◆ **GIVEN INSTRUCTION**:
Quote the records in full and leave their pictures out.

Figure dataset records:
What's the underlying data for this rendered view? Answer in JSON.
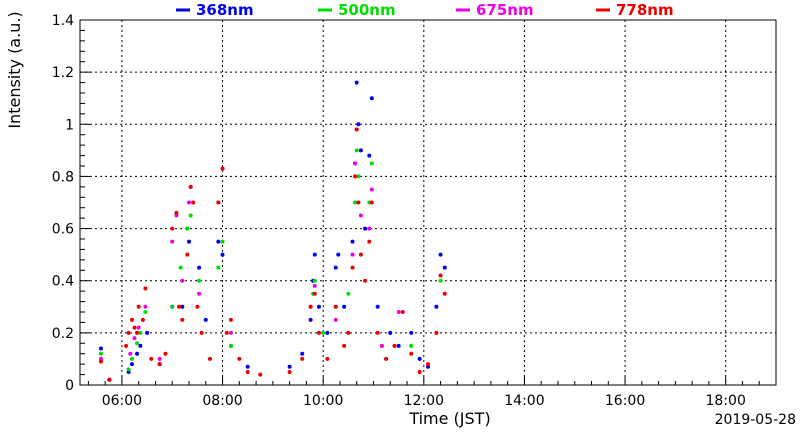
{
  "chart_data": {
    "type": "scatter",
    "title": "",
    "xlabel": "Time (JST)",
    "ylabel": "Intensity (a.u.)",
    "date_label": "2019-05-28",
    "xlim": [
      "05:10",
      "19:00"
    ],
    "ylim": [
      0,
      1.4
    ],
    "grid": true,
    "legend_position": "top",
    "x_ticks": [
      "06:00",
      "08:00",
      "10:00",
      "12:00",
      "14:00",
      "16:00",
      "18:00"
    ],
    "y_ticks": [
      "0",
      "0.2",
      "0.4",
      "0.6",
      "0.8",
      "1",
      "1.2",
      "1.4"
    ],
    "series": [
      {
        "name": "368nm",
        "color": "#0000ee",
        "points": [
          [
            "05:35",
            0.14
          ],
          [
            "05:45",
            0.02
          ],
          [
            "06:08",
            0.05
          ],
          [
            "06:12",
            0.08
          ],
          [
            "06:18",
            0.12
          ],
          [
            "06:22",
            0.15
          ],
          [
            "06:30",
            0.2
          ],
          [
            "06:45",
            0.08
          ],
          [
            "07:00",
            0.3
          ],
          [
            "07:12",
            0.3
          ],
          [
            "07:20",
            0.55
          ],
          [
            "07:32",
            0.45
          ],
          [
            "07:40",
            0.25
          ],
          [
            "07:55",
            0.55
          ],
          [
            "08:00",
            0.5
          ],
          [
            "08:10",
            0.15
          ],
          [
            "08:30",
            0.07
          ],
          [
            "09:20",
            0.07
          ],
          [
            "09:35",
            0.12
          ],
          [
            "09:45",
            0.25
          ],
          [
            "09:48",
            0.4
          ],
          [
            "09:50",
            0.5
          ],
          [
            "09:55",
            0.3
          ],
          [
            "10:05",
            0.2
          ],
          [
            "10:15",
            0.45
          ],
          [
            "10:18",
            0.5
          ],
          [
            "10:25",
            0.3
          ],
          [
            "10:35",
            0.55
          ],
          [
            "10:38",
            0.85
          ],
          [
            "10:40",
            1.16
          ],
          [
            "10:42",
            1.0
          ],
          [
            "10:45",
            0.9
          ],
          [
            "10:50",
            0.6
          ],
          [
            "10:55",
            0.88
          ],
          [
            "10:58",
            1.1
          ],
          [
            "11:05",
            0.3
          ],
          [
            "11:20",
            0.2
          ],
          [
            "11:30",
            0.15
          ],
          [
            "11:45",
            0.2
          ],
          [
            "11:55",
            0.1
          ],
          [
            "12:05",
            0.07
          ],
          [
            "12:15",
            0.3
          ],
          [
            "12:20",
            0.5
          ],
          [
            "12:25",
            0.45
          ]
        ]
      },
      {
        "name": "500nm",
        "color": "#00dd00",
        "points": [
          [
            "05:35",
            0.12
          ],
          [
            "06:08",
            0.06
          ],
          [
            "06:12",
            0.1
          ],
          [
            "06:18",
            0.16
          ],
          [
            "06:22",
            0.2
          ],
          [
            "06:28",
            0.28
          ],
          [
            "06:45",
            0.1
          ],
          [
            "07:00",
            0.3
          ],
          [
            "07:10",
            0.45
          ],
          [
            "07:18",
            0.6
          ],
          [
            "07:22",
            0.65
          ],
          [
            "07:32",
            0.4
          ],
          [
            "07:55",
            0.45
          ],
          [
            "08:00",
            0.55
          ],
          [
            "08:10",
            0.15
          ],
          [
            "09:48",
            0.35
          ],
          [
            "09:50",
            0.4
          ],
          [
            "10:00",
            0.2
          ],
          [
            "10:15",
            0.3
          ],
          [
            "10:30",
            0.35
          ],
          [
            "10:38",
            0.7
          ],
          [
            "10:40",
            0.9
          ],
          [
            "10:42",
            0.8
          ],
          [
            "10:55",
            0.7
          ],
          [
            "10:58",
            0.85
          ],
          [
            "11:10",
            0.15
          ],
          [
            "11:45",
            0.15
          ],
          [
            "12:20",
            0.4
          ]
        ]
      },
      {
        "name": "675nm",
        "color": "#ee00ee",
        "points": [
          [
            "05:35",
            0.1
          ],
          [
            "06:10",
            0.12
          ],
          [
            "06:15",
            0.18
          ],
          [
            "06:20",
            0.22
          ],
          [
            "06:28",
            0.3
          ],
          [
            "06:45",
            0.1
          ],
          [
            "07:00",
            0.55
          ],
          [
            "07:05",
            0.65
          ],
          [
            "07:12",
            0.4
          ],
          [
            "07:20",
            0.7
          ],
          [
            "07:22",
            0.76
          ],
          [
            "07:32",
            0.35
          ],
          [
            "07:55",
            0.7
          ],
          [
            "08:00",
            0.83
          ],
          [
            "08:10",
            0.2
          ],
          [
            "09:45",
            0.3
          ],
          [
            "09:50",
            0.38
          ],
          [
            "10:15",
            0.25
          ],
          [
            "10:35",
            0.5
          ],
          [
            "10:38",
            0.85
          ],
          [
            "10:40",
            0.98
          ],
          [
            "10:45",
            0.65
          ],
          [
            "10:55",
            0.6
          ],
          [
            "10:58",
            0.75
          ],
          [
            "11:10",
            0.15
          ],
          [
            "11:30",
            0.28
          ],
          [
            "12:20",
            0.42
          ]
        ]
      },
      {
        "name": "778nm",
        "color": "#ee0000",
        "points": [
          [
            "05:35",
            0.09
          ],
          [
            "05:45",
            0.02
          ],
          [
            "06:05",
            0.15
          ],
          [
            "06:08",
            0.2
          ],
          [
            "06:12",
            0.25
          ],
          [
            "06:15",
            0.22
          ],
          [
            "06:18",
            0.2
          ],
          [
            "06:20",
            0.3
          ],
          [
            "06:25",
            0.25
          ],
          [
            "06:28",
            0.37
          ],
          [
            "06:35",
            0.1
          ],
          [
            "06:45",
            0.08
          ],
          [
            "06:52",
            0.12
          ],
          [
            "07:00",
            0.6
          ],
          [
            "07:05",
            0.66
          ],
          [
            "07:08",
            0.3
          ],
          [
            "07:12",
            0.25
          ],
          [
            "07:18",
            0.5
          ],
          [
            "07:22",
            0.76
          ],
          [
            "07:25",
            0.7
          ],
          [
            "07:30",
            0.3
          ],
          [
            "07:35",
            0.2
          ],
          [
            "07:45",
            0.1
          ],
          [
            "07:55",
            0.7
          ],
          [
            "08:00",
            0.83
          ],
          [
            "08:05",
            0.2
          ],
          [
            "08:10",
            0.25
          ],
          [
            "08:20",
            0.1
          ],
          [
            "08:30",
            0.05
          ],
          [
            "08:45",
            0.04
          ],
          [
            "09:20",
            0.05
          ],
          [
            "09:35",
            0.1
          ],
          [
            "09:45",
            0.3
          ],
          [
            "09:50",
            0.35
          ],
          [
            "09:55",
            0.2
          ],
          [
            "10:05",
            0.1
          ],
          [
            "10:15",
            0.3
          ],
          [
            "10:25",
            0.15
          ],
          [
            "10:30",
            0.2
          ],
          [
            "10:35",
            0.45
          ],
          [
            "10:38",
            0.8
          ],
          [
            "10:40",
            0.98
          ],
          [
            "10:42",
            0.7
          ],
          [
            "10:45",
            0.5
          ],
          [
            "10:50",
            0.4
          ],
          [
            "10:55",
            0.55
          ],
          [
            "10:58",
            0.7
          ],
          [
            "11:05",
            0.2
          ],
          [
            "11:15",
            0.1
          ],
          [
            "11:25",
            0.15
          ],
          [
            "11:35",
            0.28
          ],
          [
            "11:45",
            0.12
          ],
          [
            "11:55",
            0.05
          ],
          [
            "12:05",
            0.08
          ],
          [
            "12:15",
            0.2
          ],
          [
            "12:20",
            0.42
          ],
          [
            "12:25",
            0.35
          ]
        ]
      }
    ]
  }
}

◆ **OUTPUT FOR THIS EXERCISE**:
What's the underlying data for this rendered view? Answer in JSON.
{
  "chart_data": {
    "type": "scatter",
    "title": "",
    "xlabel": "Time (JST)",
    "ylabel": "Intensity (a.u.)",
    "date_label": "2019-05-28",
    "xlim": [
      "05:10",
      "19:00"
    ],
    "ylim": [
      0,
      1.4
    ],
    "grid": true,
    "legend_position": "top",
    "x_ticks": [
      "06:00",
      "08:00",
      "10:00",
      "12:00",
      "14:00",
      "16:00",
      "18:00"
    ],
    "y_ticks": [
      "0",
      "0.2",
      "0.4",
      "0.6",
      "0.8",
      "1",
      "1.2",
      "1.4"
    ],
    "series": [
      {
        "name": "368nm",
        "color": "#0000ee",
        "points": [
          [
            "05:35",
            0.14
          ],
          [
            "05:45",
            0.02
          ],
          [
            "06:08",
            0.05
          ],
          [
            "06:12",
            0.08
          ],
          [
            "06:18",
            0.12
          ],
          [
            "06:22",
            0.15
          ],
          [
            "06:30",
            0.2
          ],
          [
            "06:45",
            0.08
          ],
          [
            "07:00",
            0.3
          ],
          [
            "07:12",
            0.3
          ],
          [
            "07:20",
            0.55
          ],
          [
            "07:32",
            0.45
          ],
          [
            "07:40",
            0.25
          ],
          [
            "07:55",
            0.55
          ],
          [
            "08:00",
            0.5
          ],
          [
            "08:10",
            0.15
          ],
          [
            "08:30",
            0.07
          ],
          [
            "09:20",
            0.07
          ],
          [
            "09:35",
            0.12
          ],
          [
            "09:45",
            0.25
          ],
          [
            "09:48",
            0.4
          ],
          [
            "09:50",
            0.5
          ],
          [
            "09:55",
            0.3
          ],
          [
            "10:05",
            0.2
          ],
          [
            "10:15",
            0.45
          ],
          [
            "10:18",
            0.5
          ],
          [
            "10:25",
            0.3
          ],
          [
            "10:35",
            0.55
          ],
          [
            "10:38",
            0.85
          ],
          [
            "10:40",
            1.16
          ],
          [
            "10:42",
            1.0
          ],
          [
            "10:45",
            0.9
          ],
          [
            "10:50",
            0.6
          ],
          [
            "10:55",
            0.88
          ],
          [
            "10:58",
            1.1
          ],
          [
            "11:05",
            0.3
          ],
          [
            "11:20",
            0.2
          ],
          [
            "11:30",
            0.15
          ],
          [
            "11:45",
            0.2
          ],
          [
            "11:55",
            0.1
          ],
          [
            "12:05",
            0.07
          ],
          [
            "12:15",
            0.3
          ],
          [
            "12:20",
            0.5
          ],
          [
            "12:25",
            0.45
          ]
        ]
      },
      {
        "name": "500nm",
        "color": "#00dd00",
        "points": [
          [
            "05:35",
            0.12
          ],
          [
            "06:08",
            0.06
          ],
          [
            "06:12",
            0.1
          ],
          [
            "06:18",
            0.16
          ],
          [
            "06:22",
            0.2
          ],
          [
            "06:28",
            0.28
          ],
          [
            "06:45",
            0.1
          ],
          [
            "07:00",
            0.3
          ],
          [
            "07:10",
            0.45
          ],
          [
            "07:18",
            0.6
          ],
          [
            "07:22",
            0.65
          ],
          [
            "07:32",
            0.4
          ],
          [
            "07:55",
            0.45
          ],
          [
            "08:00",
            0.55
          ],
          [
            "08:10",
            0.15
          ],
          [
            "09:48",
            0.35
          ],
          [
            "09:50",
            0.4
          ],
          [
            "10:00",
            0.2
          ],
          [
            "10:15",
            0.3
          ],
          [
            "10:30",
            0.35
          ],
          [
            "10:38",
            0.7
          ],
          [
            "10:40",
            0.9
          ],
          [
            "10:42",
            0.8
          ],
          [
            "10:55",
            0.7
          ],
          [
            "10:58",
            0.85
          ],
          [
            "11:10",
            0.15
          ],
          [
            "11:45",
            0.15
          ],
          [
            "12:20",
            0.4
          ]
        ]
      },
      {
        "name": "675nm",
        "color": "#ee00ee",
        "points": [
          [
            "05:35",
            0.1
          ],
          [
            "06:10",
            0.12
          ],
          [
            "06:15",
            0.18
          ],
          [
            "06:20",
            0.22
          ],
          [
            "06:28",
            0.3
          ],
          [
            "06:45",
            0.1
          ],
          [
            "07:00",
            0.55
          ],
          [
            "07:05",
            0.65
          ],
          [
            "07:12",
            0.4
          ],
          [
            "07:20",
            0.7
          ],
          [
            "07:22",
            0.76
          ],
          [
            "07:32",
            0.35
          ],
          [
            "07:55",
            0.7
          ],
          [
            "08:00",
            0.83
          ],
          [
            "08:10",
            0.2
          ],
          [
            "09:45",
            0.3
          ],
          [
            "09:50",
            0.38
          ],
          [
            "10:15",
            0.25
          ],
          [
            "10:35",
            0.5
          ],
          [
            "10:38",
            0.85
          ],
          [
            "10:40",
            0.98
          ],
          [
            "10:45",
            0.65
          ],
          [
            "10:55",
            0.6
          ],
          [
            "10:58",
            0.75
          ],
          [
            "11:10",
            0.15
          ],
          [
            "11:30",
            0.28
          ],
          [
            "12:20",
            0.42
          ]
        ]
      },
      {
        "name": "778nm",
        "color": "#ee0000",
        "points": [
          [
            "05:35",
            0.09
          ],
          [
            "05:45",
            0.02
          ],
          [
            "06:05",
            0.15
          ],
          [
            "06:08",
            0.2
          ],
          [
            "06:12",
            0.25
          ],
          [
            "06:15",
            0.22
          ],
          [
            "06:18",
            0.2
          ],
          [
            "06:20",
            0.3
          ],
          [
            "06:25",
            0.25
          ],
          [
            "06:28",
            0.37
          ],
          [
            "06:35",
            0.1
          ],
          [
            "06:45",
            0.08
          ],
          [
            "06:52",
            0.12
          ],
          [
            "07:00",
            0.6
          ],
          [
            "07:05",
            0.66
          ],
          [
            "07:08",
            0.3
          ],
          [
            "07:12",
            0.25
          ],
          [
            "07:18",
            0.5
          ],
          [
            "07:22",
            0.76
          ],
          [
            "07:25",
            0.7
          ],
          [
            "07:30",
            0.3
          ],
          [
            "07:35",
            0.2
          ],
          [
            "07:45",
            0.1
          ],
          [
            "07:55",
            0.7
          ],
          [
            "08:00",
            0.83
          ],
          [
            "08:05",
            0.2
          ],
          [
            "08:10",
            0.25
          ],
          [
            "08:20",
            0.1
          ],
          [
            "08:30",
            0.05
          ],
          [
            "08:45",
            0.04
          ],
          [
            "09:20",
            0.05
          ],
          [
            "09:35",
            0.1
          ],
          [
            "09:45",
            0.3
          ],
          [
            "09:50",
            0.35
          ],
          [
            "09:55",
            0.2
          ],
          [
            "10:05",
            0.1
          ],
          [
            "10:15",
            0.3
          ],
          [
            "10:25",
            0.15
          ],
          [
            "10:30",
            0.2
          ],
          [
            "10:35",
            0.45
          ],
          [
            "10:38",
            0.8
          ],
          [
            "10:40",
            0.98
          ],
          [
            "10:42",
            0.7
          ],
          [
            "10:45",
            0.5
          ],
          [
            "10:50",
            0.4
          ],
          [
            "10:55",
            0.55
          ],
          [
            "10:58",
            0.7
          ],
          [
            "11:05",
            0.2
          ],
          [
            "11:15",
            0.1
          ],
          [
            "11:25",
            0.15
          ],
          [
            "11:35",
            0.28
          ],
          [
            "11:45",
            0.12
          ],
          [
            "11:55",
            0.05
          ],
          [
            "12:05",
            0.08
          ],
          [
            "12:15",
            0.2
          ],
          [
            "12:20",
            0.42
          ],
          [
            "12:25",
            0.35
          ]
        ]
      }
    ]
  }
}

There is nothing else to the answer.